Select the lines that contain "Fprompt" and copy each of them.

--------------------

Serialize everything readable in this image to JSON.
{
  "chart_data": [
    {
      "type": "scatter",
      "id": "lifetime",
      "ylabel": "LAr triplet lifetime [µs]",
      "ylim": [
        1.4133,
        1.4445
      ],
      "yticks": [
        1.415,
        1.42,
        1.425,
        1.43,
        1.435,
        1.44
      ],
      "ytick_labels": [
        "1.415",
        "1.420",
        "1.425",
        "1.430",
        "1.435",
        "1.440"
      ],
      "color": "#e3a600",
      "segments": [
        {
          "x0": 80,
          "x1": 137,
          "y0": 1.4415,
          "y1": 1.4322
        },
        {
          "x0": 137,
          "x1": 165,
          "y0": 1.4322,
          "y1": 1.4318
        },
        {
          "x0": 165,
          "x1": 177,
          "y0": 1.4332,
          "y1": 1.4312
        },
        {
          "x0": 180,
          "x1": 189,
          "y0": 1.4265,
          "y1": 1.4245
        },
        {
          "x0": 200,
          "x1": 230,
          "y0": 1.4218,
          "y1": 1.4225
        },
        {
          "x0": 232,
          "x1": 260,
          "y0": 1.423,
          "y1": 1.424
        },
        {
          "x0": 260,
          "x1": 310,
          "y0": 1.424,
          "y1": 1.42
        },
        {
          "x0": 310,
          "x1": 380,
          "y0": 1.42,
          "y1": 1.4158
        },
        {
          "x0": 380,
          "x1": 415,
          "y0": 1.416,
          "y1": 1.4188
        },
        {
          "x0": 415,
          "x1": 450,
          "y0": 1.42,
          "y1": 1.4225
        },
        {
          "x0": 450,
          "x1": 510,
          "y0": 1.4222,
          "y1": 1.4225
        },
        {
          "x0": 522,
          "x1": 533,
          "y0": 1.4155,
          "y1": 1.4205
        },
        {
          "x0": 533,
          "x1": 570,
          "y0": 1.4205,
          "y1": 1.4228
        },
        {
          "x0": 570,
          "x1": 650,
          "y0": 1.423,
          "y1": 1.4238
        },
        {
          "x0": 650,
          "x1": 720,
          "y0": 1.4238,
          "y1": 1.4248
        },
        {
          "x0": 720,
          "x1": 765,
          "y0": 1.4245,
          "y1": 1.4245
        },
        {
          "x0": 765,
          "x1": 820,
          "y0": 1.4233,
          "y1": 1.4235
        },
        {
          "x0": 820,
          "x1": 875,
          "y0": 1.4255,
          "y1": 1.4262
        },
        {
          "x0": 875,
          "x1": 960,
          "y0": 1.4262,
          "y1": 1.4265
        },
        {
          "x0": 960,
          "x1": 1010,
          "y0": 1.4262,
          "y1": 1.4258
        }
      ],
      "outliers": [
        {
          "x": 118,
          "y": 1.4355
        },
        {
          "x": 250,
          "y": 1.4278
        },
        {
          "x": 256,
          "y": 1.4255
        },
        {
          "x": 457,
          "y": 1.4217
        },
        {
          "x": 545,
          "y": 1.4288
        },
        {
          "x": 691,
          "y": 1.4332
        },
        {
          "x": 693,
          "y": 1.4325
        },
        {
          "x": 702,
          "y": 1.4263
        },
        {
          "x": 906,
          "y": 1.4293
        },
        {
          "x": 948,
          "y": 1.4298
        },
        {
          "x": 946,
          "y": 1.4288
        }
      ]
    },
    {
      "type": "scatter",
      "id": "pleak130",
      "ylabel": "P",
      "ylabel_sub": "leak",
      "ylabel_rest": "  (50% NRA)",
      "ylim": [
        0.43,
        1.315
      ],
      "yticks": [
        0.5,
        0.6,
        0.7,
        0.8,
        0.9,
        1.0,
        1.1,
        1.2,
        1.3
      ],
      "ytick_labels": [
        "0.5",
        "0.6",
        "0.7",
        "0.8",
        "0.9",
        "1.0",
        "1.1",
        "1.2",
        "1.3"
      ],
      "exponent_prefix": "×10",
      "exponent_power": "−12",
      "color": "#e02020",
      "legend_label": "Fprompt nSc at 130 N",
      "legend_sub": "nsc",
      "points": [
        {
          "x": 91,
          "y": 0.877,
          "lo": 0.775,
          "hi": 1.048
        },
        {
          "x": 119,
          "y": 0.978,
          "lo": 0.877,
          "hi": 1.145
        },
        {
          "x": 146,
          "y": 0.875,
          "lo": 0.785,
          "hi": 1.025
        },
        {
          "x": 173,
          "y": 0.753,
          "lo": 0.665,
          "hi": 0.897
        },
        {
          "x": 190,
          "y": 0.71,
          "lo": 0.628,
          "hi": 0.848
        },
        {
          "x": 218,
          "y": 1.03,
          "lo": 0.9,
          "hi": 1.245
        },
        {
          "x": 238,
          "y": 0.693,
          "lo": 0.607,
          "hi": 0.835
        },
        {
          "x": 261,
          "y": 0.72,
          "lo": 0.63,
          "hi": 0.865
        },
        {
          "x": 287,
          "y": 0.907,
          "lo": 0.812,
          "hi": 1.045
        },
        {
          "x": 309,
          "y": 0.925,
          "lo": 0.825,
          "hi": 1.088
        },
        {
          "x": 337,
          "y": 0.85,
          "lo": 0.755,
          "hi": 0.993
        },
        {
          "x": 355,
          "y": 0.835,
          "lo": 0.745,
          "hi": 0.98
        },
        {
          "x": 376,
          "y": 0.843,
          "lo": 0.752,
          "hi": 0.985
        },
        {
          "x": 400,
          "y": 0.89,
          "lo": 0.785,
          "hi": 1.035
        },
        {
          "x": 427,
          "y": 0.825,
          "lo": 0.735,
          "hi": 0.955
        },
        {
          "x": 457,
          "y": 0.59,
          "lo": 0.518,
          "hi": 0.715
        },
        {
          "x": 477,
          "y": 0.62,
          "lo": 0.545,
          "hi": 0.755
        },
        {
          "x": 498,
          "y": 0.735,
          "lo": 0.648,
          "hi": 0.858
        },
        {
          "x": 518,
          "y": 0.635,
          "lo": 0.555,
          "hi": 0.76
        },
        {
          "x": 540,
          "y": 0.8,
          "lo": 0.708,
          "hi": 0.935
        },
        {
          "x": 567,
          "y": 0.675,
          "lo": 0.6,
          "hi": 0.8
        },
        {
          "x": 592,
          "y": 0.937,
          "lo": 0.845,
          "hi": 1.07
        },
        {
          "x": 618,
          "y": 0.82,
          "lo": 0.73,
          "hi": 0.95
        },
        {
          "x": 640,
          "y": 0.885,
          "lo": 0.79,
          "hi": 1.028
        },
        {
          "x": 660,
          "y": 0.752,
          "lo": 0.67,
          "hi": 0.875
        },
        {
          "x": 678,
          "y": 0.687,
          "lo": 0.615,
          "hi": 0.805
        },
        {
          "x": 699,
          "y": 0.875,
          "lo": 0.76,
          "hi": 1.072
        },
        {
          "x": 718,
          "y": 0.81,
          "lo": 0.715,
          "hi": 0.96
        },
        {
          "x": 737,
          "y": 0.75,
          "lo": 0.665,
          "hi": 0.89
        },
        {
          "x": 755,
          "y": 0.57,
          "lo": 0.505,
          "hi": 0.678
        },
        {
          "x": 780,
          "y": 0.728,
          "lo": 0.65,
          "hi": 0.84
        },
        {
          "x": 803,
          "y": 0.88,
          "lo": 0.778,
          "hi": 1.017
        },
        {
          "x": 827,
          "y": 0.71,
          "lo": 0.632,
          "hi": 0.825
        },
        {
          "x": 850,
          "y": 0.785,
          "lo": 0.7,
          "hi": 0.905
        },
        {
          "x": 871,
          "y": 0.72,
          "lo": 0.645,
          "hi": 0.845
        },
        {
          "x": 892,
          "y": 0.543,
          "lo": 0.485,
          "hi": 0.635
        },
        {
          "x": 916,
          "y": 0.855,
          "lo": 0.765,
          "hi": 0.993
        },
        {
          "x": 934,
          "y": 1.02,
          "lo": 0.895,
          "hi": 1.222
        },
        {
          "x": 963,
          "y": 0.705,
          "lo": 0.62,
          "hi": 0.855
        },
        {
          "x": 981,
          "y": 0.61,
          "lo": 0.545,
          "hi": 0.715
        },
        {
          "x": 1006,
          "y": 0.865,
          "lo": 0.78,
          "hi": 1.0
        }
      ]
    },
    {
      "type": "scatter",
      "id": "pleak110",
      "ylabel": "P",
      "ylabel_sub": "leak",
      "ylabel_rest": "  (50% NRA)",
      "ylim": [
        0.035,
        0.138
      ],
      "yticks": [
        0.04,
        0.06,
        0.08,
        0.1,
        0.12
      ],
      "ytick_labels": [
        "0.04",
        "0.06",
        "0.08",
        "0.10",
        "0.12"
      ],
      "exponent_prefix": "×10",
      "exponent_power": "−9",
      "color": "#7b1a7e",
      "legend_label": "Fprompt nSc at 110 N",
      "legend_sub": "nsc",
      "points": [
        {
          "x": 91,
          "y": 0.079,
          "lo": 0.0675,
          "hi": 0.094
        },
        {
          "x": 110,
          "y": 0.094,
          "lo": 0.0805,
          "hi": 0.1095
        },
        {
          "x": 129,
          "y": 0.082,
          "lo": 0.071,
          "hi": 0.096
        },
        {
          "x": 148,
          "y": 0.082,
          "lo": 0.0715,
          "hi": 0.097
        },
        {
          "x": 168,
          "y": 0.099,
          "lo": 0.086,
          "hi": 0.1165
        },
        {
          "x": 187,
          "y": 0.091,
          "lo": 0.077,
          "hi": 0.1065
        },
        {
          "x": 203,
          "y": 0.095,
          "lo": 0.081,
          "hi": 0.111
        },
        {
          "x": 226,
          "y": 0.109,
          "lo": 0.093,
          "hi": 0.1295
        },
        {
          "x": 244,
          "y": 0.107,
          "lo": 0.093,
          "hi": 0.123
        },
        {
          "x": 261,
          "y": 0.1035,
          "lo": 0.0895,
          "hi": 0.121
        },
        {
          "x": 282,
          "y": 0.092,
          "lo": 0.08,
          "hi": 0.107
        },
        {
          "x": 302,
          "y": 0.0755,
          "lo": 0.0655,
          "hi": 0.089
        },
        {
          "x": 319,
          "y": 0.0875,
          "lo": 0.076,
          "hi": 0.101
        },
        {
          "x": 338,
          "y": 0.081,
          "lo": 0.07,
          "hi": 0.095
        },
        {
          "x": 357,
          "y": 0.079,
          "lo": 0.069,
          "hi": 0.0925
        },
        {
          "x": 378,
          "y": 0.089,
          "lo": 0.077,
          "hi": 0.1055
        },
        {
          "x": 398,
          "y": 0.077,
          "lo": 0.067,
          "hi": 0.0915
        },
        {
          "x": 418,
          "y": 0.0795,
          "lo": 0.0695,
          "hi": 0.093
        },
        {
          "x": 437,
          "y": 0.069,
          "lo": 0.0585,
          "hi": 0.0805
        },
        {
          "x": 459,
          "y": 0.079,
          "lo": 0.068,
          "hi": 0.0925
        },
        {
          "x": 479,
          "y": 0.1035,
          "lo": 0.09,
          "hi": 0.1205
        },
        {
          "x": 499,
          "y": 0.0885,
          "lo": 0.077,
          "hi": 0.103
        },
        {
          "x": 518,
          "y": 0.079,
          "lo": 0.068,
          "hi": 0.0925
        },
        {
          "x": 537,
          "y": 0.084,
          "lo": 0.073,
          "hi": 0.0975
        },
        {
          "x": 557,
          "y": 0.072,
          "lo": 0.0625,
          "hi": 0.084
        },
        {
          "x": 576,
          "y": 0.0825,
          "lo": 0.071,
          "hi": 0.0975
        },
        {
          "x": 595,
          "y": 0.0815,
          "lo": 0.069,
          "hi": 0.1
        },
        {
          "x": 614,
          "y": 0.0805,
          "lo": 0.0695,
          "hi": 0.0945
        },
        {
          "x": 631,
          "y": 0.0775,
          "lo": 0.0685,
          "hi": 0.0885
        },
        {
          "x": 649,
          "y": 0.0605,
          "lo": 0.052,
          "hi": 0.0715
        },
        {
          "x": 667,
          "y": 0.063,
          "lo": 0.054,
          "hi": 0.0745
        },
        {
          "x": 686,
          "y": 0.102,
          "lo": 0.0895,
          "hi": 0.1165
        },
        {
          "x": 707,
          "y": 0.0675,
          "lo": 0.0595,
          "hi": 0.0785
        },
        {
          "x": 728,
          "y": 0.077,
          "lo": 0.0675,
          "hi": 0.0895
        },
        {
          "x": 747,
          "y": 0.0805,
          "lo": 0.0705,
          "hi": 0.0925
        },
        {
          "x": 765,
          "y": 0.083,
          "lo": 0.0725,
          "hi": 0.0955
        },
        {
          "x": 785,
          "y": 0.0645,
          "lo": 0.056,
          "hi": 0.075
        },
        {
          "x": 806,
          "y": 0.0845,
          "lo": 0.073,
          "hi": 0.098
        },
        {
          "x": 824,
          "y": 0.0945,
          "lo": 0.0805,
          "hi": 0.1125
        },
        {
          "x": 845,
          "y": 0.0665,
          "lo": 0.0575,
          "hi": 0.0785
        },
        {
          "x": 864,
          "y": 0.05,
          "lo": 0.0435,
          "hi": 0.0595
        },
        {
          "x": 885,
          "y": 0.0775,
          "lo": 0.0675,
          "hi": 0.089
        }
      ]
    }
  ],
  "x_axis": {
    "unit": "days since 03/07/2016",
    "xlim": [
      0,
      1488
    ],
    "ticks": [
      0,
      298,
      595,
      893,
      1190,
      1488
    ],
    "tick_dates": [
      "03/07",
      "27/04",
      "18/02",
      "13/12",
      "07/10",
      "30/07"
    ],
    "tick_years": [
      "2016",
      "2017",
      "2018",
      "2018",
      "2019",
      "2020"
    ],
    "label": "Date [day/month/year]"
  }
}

--------------------

**Complete output:**
      "legend_label": "Fprompt nSc at 130 N",
      "legend_label": "Fprompt nSc at 110 N",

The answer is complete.